[Begin]
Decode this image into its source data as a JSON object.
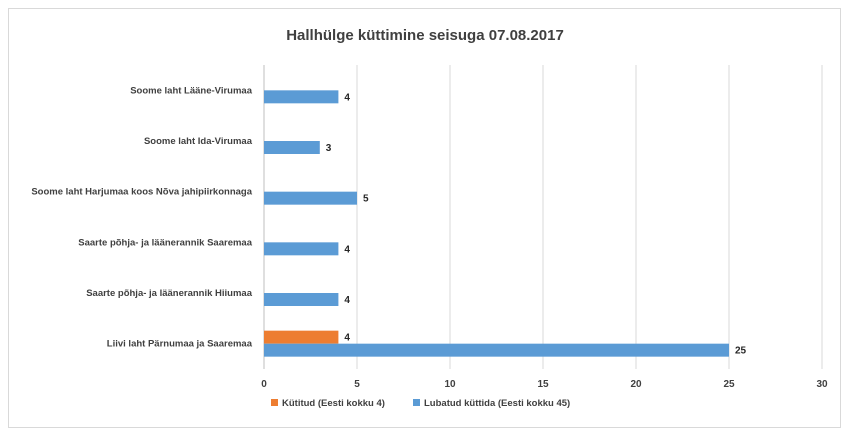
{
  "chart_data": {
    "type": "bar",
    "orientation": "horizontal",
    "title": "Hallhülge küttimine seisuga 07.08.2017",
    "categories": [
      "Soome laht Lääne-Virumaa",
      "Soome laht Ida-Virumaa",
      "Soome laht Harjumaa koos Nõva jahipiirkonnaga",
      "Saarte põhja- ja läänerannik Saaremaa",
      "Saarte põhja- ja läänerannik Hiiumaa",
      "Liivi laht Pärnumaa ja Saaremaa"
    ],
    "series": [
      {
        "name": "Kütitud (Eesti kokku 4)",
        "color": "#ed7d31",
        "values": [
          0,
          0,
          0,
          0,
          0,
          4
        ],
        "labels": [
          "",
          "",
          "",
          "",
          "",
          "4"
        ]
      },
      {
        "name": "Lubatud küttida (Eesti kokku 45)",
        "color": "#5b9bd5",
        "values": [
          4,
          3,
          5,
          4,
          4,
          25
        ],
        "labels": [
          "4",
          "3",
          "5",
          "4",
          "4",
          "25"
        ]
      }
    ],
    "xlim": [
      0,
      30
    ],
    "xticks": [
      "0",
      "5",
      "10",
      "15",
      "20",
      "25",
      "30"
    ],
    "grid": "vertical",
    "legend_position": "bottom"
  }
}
[End]
[Begin]
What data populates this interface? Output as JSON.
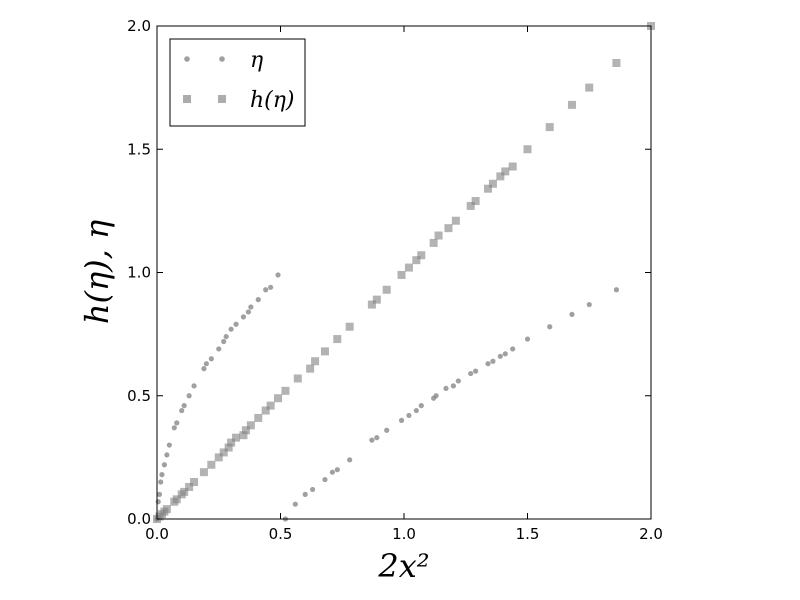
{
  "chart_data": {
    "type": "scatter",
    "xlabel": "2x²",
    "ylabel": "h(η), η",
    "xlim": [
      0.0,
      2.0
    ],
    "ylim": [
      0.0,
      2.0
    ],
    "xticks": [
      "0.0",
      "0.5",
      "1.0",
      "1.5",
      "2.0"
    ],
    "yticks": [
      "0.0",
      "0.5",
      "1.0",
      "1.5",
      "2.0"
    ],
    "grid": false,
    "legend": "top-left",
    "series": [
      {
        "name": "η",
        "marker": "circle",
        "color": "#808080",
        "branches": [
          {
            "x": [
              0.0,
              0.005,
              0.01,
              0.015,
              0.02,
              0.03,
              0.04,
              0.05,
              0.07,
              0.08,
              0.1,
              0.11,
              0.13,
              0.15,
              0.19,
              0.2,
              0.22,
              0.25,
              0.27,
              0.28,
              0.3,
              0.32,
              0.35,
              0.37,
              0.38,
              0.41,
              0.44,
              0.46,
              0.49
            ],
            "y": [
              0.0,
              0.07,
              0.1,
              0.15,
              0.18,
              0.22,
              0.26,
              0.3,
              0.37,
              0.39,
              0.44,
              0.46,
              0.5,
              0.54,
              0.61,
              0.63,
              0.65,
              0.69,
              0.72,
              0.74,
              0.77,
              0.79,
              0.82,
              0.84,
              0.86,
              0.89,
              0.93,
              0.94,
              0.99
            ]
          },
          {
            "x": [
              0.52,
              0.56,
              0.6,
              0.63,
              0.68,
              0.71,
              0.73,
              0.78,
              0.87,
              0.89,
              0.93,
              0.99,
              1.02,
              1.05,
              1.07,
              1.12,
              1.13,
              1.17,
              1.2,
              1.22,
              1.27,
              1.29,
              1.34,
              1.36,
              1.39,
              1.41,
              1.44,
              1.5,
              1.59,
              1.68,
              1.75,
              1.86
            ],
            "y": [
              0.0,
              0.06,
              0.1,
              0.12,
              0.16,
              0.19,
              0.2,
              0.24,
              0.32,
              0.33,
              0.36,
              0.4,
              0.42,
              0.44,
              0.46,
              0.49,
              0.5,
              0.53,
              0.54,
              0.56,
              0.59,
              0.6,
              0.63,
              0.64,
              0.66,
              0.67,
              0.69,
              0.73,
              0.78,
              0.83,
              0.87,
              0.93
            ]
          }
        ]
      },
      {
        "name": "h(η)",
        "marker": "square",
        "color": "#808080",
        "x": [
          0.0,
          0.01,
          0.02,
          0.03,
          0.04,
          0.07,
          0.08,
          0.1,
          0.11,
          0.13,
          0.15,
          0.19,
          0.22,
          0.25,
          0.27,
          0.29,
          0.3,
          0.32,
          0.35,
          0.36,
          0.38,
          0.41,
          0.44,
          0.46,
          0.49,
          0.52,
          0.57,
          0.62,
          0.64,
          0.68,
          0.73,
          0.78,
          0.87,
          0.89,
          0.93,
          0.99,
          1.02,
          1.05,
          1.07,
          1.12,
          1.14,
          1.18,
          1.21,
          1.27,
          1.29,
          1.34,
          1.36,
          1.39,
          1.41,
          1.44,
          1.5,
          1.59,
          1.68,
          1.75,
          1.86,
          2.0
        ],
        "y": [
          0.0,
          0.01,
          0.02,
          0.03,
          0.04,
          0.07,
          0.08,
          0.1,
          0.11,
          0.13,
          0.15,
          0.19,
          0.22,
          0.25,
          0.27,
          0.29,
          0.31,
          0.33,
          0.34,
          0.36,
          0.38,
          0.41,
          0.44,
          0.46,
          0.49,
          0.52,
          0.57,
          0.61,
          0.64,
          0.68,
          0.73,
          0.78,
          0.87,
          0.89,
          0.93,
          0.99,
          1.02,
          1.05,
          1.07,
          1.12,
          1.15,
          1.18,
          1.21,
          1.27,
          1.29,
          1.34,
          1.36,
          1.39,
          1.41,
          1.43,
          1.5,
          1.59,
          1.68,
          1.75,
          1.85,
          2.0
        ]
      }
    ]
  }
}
[End]
[Begin]
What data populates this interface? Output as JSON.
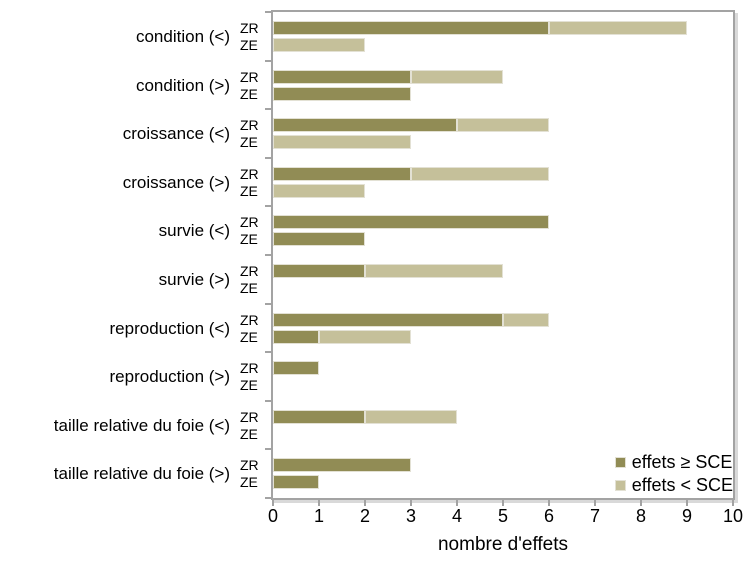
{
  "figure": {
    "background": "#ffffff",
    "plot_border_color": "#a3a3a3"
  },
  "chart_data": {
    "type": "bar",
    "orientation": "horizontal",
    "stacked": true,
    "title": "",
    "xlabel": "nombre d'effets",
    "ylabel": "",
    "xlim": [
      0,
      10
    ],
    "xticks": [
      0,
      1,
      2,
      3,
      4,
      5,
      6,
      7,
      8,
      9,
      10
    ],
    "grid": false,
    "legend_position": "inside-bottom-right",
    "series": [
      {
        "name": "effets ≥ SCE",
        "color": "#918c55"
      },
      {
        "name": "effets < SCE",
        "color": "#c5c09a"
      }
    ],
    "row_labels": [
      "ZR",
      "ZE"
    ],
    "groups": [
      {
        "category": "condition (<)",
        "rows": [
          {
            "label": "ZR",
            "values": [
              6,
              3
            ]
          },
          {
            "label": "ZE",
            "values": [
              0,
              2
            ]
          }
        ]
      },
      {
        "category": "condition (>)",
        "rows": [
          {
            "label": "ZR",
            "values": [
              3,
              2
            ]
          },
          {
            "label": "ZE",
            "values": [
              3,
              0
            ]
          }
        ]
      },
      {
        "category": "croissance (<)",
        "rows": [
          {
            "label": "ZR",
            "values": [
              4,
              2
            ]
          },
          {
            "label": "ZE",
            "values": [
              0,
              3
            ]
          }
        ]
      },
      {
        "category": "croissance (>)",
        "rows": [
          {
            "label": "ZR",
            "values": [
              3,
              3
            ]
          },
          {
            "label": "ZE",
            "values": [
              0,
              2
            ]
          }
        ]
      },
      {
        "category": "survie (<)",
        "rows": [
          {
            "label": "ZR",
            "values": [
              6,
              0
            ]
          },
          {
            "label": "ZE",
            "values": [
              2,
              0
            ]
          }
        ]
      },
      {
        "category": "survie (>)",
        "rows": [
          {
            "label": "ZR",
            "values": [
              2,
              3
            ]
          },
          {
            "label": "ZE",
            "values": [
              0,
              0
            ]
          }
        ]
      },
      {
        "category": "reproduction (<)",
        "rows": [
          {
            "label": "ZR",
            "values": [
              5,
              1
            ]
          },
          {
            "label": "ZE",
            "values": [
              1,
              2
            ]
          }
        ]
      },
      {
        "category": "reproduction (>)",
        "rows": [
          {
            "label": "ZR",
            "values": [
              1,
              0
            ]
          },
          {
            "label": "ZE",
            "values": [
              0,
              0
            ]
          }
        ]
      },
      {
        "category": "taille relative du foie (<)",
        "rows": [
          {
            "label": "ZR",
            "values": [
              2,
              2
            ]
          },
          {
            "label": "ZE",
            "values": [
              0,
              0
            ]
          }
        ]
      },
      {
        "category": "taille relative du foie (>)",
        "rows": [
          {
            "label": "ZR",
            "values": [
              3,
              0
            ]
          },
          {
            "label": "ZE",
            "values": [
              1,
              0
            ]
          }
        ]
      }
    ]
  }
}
[End]
● **What is being asked**
Scan the material above for the string "name" and return the lines that hold it.

● **Output of the task**
        "name": "Kütitud (Eesti kokku 4)",
        "name": "Lubatud küttida (Eesti kokku 45)",
        "name": "η",
        "name": "h(η)",
        "name": "effets ≥ SCE",
        "name": "effets < SCE",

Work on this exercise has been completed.